*The exercise*
Select every line containing the word "покоя" from the material, and copy those lines.

## Begin Data supplied

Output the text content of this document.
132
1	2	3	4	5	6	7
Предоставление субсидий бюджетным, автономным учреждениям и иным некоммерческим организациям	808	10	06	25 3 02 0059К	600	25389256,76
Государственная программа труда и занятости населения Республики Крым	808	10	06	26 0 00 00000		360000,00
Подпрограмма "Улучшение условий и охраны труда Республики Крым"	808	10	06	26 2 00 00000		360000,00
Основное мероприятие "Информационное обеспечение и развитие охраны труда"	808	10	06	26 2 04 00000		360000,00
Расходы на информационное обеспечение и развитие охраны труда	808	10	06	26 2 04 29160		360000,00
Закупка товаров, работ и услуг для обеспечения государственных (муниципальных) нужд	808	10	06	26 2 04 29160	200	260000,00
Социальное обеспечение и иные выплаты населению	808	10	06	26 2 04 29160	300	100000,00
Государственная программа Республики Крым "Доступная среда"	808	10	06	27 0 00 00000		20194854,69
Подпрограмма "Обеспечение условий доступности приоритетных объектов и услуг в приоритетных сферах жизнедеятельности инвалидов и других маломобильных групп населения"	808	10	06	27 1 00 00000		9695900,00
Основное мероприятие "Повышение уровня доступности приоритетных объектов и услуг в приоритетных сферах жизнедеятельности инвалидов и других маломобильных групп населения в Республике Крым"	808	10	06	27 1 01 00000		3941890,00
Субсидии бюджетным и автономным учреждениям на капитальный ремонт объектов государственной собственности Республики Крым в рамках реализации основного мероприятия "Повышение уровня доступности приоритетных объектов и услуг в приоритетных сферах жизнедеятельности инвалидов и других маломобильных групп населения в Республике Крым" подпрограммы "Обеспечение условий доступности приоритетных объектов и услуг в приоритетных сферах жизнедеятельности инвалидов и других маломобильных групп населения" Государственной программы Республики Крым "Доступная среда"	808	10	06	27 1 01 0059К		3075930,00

## End Data supplied
## Begin Data supplied

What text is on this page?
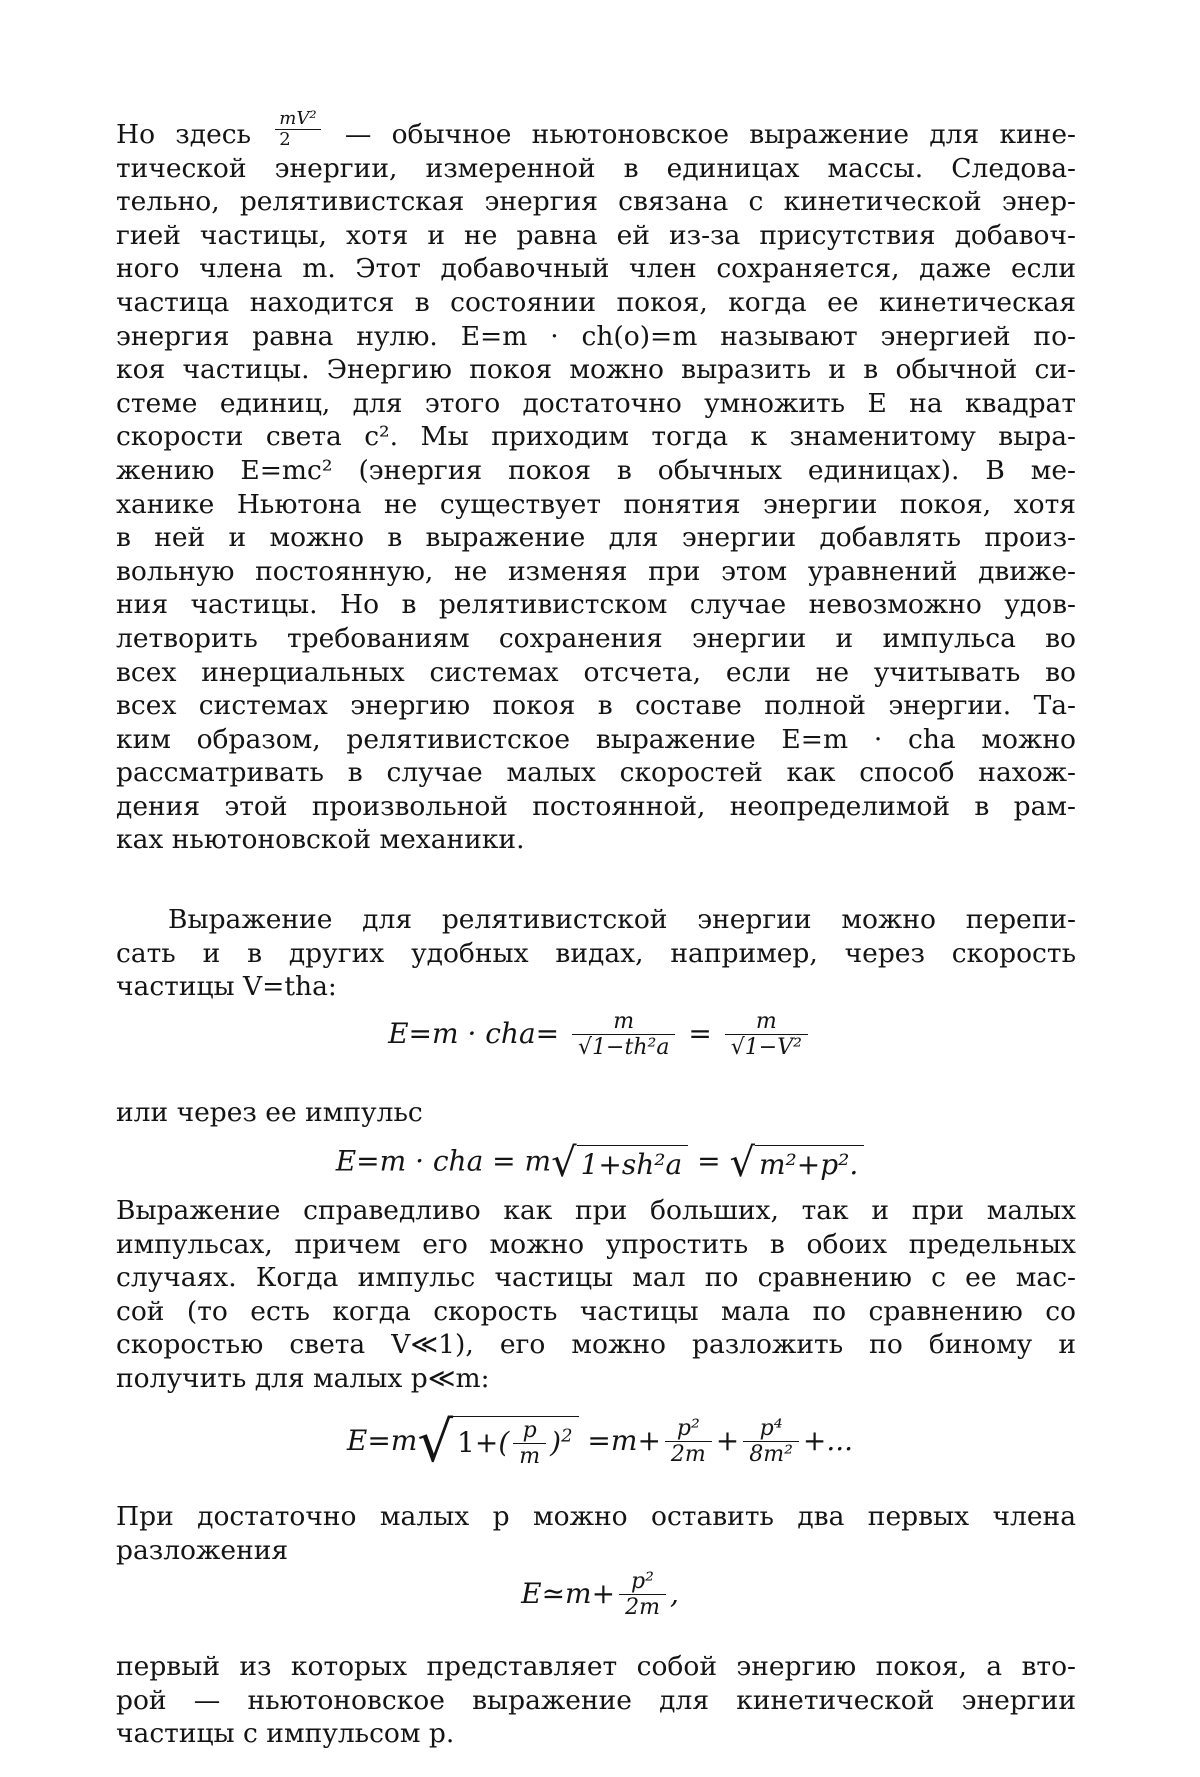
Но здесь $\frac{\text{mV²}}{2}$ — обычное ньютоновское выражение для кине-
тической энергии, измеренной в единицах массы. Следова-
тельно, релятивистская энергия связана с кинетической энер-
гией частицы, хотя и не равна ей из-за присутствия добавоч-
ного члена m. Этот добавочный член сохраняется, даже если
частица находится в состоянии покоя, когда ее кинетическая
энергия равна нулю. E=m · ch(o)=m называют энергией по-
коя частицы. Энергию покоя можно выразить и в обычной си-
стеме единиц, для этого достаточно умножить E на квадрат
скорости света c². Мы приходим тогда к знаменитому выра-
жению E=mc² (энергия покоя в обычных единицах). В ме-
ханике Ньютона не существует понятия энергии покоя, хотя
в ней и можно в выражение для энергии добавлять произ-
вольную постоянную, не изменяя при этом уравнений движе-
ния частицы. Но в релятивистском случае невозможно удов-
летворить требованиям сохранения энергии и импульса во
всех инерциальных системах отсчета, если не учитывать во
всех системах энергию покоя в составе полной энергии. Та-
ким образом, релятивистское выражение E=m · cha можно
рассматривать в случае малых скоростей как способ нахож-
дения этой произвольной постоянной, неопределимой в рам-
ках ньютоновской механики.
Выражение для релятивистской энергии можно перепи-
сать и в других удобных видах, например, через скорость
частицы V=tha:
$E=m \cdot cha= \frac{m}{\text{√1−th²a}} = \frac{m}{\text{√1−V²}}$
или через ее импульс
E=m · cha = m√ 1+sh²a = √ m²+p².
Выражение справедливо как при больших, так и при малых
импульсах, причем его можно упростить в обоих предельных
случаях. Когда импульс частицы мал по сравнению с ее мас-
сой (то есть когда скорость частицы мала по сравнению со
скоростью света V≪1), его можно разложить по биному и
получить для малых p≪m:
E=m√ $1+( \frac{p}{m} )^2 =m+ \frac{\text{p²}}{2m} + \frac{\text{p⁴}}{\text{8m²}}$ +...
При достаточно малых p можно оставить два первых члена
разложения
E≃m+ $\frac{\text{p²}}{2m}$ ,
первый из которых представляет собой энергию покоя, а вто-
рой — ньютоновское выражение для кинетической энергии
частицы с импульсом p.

## End Data supplied

*Written reply*
частица находится в состоянии покоя, когда ее кинетическая
коя частицы. Энергию покоя можно выразить и в обычной си-
жению E=mc² (энергия покоя в обычных единицах). В ме-
ханике Ньютона не существует понятия энергии покоя, хотя
всех системах энергию покоя в составе полной энергии. Та-
первый из которых представляет собой энергию покоя, а вто-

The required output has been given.